(Supplied text begins)

Study-Unit Description

Study-Unit Description


TITLE Governance and Policy Making: The International Context

LEVEL 05 - Postgraduate Modular Diploma or Degree Course


DEPARTMENT International Relations

DESCRIPTION This study unit aims to give all students a thorough overview of the international political system, the main actors within the system, and driving forces behind the actors' policy choices.

It first looks at the international political system, its composition, driving forces and evolution over time from a variety of perspectives.

The study unit then looks at theories of state, and the different types of states and how state composition and ideology will impact on policy making, it then looks at the development of IO and NGOs and explains their behaviour in terms in terms of theories of bureaucratization and inertia , what conditions that behavior and how this affects international relations.

The study-unit then moves on to examine decision-making of actors involved in humanitarian action from a more theoretical perspective: principle-agent theory, bureaucratic theory, Elitist theories, rational choice and game theory, pluralist, interest group and corporatist theories. This will be discussed in line with a number of case studies. Finally the unit will focus on the impact of the relationship between different levels of governance on the successes and failures of implementing programmes with local partners including local authorities (governments and warlords), militaries and so on.

Study-unit Aims

- To place humanitarian action within the context of global, international and transnational relations generally
- To ensure that students gain a good understanding of the international political system, the main actors within the system, and driving forces behind the actors' policy choices
- To place states' action in relation to that of IOs and NGOs
- To make students understand how policy-making within large organizations is conducted, and what constraints that puts on effective and goal-oriented action

Learning Outcomes

1. Knowledge & Understanding: By the end of the study-unit the student will be able to:

- Comprehend the composition and workings of different political systems and how this impacts on policy making and their multilateral and bilateral relations
- Analyze the role of these different players in the context of humanitarian assistance and development assistance
- Demonstrate an understanding of the outcomes consequent of a multiplicity of actors positioned at different levels in the global system has on deliverables in the context of humanitarian assistance

2. Skills: By the end of the study-unit the student will be able to:

- Analyze the international political context in which humanitarian action and policy making operates
- Analyze the behavior of large organizations in its complexity
- Determine which political systems, political relations and policy formulas provide best practices

Main Text/s and any supplementary readings


Theories of International Regimes?

(Supplied text ends)
(Given records begins)

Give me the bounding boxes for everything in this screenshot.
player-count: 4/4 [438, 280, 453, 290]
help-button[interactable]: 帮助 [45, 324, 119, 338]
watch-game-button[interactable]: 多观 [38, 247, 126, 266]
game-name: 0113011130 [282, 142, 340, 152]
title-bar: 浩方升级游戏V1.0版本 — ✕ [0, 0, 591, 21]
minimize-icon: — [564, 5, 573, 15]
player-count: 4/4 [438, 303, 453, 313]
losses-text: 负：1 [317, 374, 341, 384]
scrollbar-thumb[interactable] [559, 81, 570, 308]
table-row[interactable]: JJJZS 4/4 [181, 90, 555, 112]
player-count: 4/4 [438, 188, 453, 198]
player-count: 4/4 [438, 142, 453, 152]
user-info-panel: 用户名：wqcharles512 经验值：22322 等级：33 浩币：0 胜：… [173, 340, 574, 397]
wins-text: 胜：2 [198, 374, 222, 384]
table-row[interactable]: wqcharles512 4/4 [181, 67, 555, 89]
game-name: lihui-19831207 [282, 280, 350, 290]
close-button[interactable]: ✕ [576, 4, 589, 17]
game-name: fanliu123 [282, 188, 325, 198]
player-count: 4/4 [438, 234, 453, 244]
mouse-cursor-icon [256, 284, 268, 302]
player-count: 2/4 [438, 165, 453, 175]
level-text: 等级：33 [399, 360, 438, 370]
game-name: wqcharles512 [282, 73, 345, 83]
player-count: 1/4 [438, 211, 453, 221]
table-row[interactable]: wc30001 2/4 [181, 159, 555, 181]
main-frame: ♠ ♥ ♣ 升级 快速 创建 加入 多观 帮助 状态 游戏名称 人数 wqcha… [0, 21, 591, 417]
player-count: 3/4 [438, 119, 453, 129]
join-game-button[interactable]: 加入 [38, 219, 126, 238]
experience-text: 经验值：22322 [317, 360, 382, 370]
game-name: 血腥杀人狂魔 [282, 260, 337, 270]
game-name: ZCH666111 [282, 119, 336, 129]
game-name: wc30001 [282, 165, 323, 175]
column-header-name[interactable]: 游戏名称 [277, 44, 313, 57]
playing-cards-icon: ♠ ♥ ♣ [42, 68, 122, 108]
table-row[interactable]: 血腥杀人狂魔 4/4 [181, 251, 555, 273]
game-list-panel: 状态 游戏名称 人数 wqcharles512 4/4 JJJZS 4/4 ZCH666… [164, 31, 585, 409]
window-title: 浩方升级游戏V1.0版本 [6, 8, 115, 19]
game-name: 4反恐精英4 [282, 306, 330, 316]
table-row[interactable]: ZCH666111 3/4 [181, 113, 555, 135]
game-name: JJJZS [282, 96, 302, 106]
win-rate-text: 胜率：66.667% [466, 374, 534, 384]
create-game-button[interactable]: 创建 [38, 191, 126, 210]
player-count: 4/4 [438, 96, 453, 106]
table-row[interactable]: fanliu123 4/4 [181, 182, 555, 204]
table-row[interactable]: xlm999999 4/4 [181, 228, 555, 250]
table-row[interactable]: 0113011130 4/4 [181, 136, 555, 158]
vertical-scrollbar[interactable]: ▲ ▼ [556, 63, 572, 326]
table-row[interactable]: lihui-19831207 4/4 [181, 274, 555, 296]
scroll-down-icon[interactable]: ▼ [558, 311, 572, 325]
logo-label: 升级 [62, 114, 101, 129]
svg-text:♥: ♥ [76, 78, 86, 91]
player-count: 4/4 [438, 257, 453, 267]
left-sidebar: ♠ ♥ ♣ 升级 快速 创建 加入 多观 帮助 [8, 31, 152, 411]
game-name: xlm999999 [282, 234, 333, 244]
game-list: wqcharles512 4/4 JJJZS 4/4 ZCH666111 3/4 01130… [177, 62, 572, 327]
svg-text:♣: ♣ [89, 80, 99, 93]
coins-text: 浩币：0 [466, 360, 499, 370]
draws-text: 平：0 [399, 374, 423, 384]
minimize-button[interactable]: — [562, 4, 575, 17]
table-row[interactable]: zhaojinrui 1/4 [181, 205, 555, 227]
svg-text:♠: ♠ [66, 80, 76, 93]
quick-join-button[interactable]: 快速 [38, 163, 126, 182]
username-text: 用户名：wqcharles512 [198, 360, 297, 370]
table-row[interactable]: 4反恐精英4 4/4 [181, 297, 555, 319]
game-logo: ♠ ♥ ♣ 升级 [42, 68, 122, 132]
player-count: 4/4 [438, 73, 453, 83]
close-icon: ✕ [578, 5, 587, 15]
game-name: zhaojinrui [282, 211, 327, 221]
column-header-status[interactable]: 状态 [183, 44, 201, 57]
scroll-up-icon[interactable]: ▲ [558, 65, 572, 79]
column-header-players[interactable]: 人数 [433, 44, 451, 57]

(Given records ends)

**To do**:
A. Answer these questions from the study-unit description:
(i) Which department is the study unit listed under?
(ii) What level is given for the study unit?
(iii) Under "Skills," whose behavior will students be able to analyze in its complexity?
B. Carry on the study-unit description from the point where it stops.
The items come from a different source than the study-unit description.

**Exercise results**:
A.
(i) International Relations
(ii) 05 - Postgraduate Modular Diploma or Degree Course
(iii) Large organizations

B.
International Institutions


Kelly-Kate Pease (2002). International Organizations: Perspectives on Governance in the 21st Century New York: Prentice Hall

Michael Mandelbaum (2006). "Foreign Policy as Social Work" Foreign Affairs Vol75, No 1

Thomas G Weiss, David P Forsythe, and Roger A. Coate United Nations and Changing World POlitics Boulder Westview Press

Alexander Cooley and James Ron "The NGO Scramble: Organisational
Insecurity and the Political Economy of Transnational Action"
International Security Vol 27, No 1 2002, pp5-39

David P Forsythe UNHCR's Mandate: The Politics of Being Non-Political
(Geneva: UNHCR, 2001)

Max Stephenson Jr., Marcy H. Schnitzer Interorganizational trust, boundary
spanning, and humanitarian relief coordination Nonprofit Management and
Leadership Volume 17, Issue 2, pages 211–233, Winter 2006

ADDITIONAL NOTES Co-Requisite Study-units

As prescribed within MA in Humanitarian Action

STUDY-UNIT TYPE Lecture and Seminar

Assessment Component/s Assessment Due Resit Availability Weighting
Presentation SEM1 Yes 20%
Fieldwork SEM1 Yes 30%
Long Essay SEM1 Yes 50%

LECTURER/S Isabelle Calleja Ragonesi

The University makes every effort to ensure that the published Courses Plans, Programmes of Study and Study-Unit information are complete and up-to-date at the time of publication. The University reserves the right to make changes in case errors are detected after publication.
The availability of optional units may be subject to timetabling constraints.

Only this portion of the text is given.